>> BEGIN EXERCISE INPUT

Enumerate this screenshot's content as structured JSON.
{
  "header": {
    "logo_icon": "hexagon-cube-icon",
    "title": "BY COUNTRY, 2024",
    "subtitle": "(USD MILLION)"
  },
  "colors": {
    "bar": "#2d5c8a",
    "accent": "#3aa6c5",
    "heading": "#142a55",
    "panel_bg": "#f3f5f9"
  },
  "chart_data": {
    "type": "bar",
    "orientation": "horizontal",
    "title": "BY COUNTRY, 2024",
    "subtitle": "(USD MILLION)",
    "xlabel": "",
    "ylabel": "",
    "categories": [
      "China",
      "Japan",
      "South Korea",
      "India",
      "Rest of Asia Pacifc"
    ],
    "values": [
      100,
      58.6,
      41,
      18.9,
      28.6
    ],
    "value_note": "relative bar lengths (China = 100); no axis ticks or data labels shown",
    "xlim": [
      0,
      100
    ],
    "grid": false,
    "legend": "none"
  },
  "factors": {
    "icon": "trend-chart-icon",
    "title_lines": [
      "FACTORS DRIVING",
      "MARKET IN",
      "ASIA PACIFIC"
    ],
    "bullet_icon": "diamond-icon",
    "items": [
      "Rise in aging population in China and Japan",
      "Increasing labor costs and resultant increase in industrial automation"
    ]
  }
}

>> END EXERCISE INPUT

## TASK INSTRUCTIONS:
For each line above that contains the word "MILLION", copy that line.

## RESULT BELOW:
    "subtitle": "(USD MILLION)"
    "subtitle": "(USD MILLION)",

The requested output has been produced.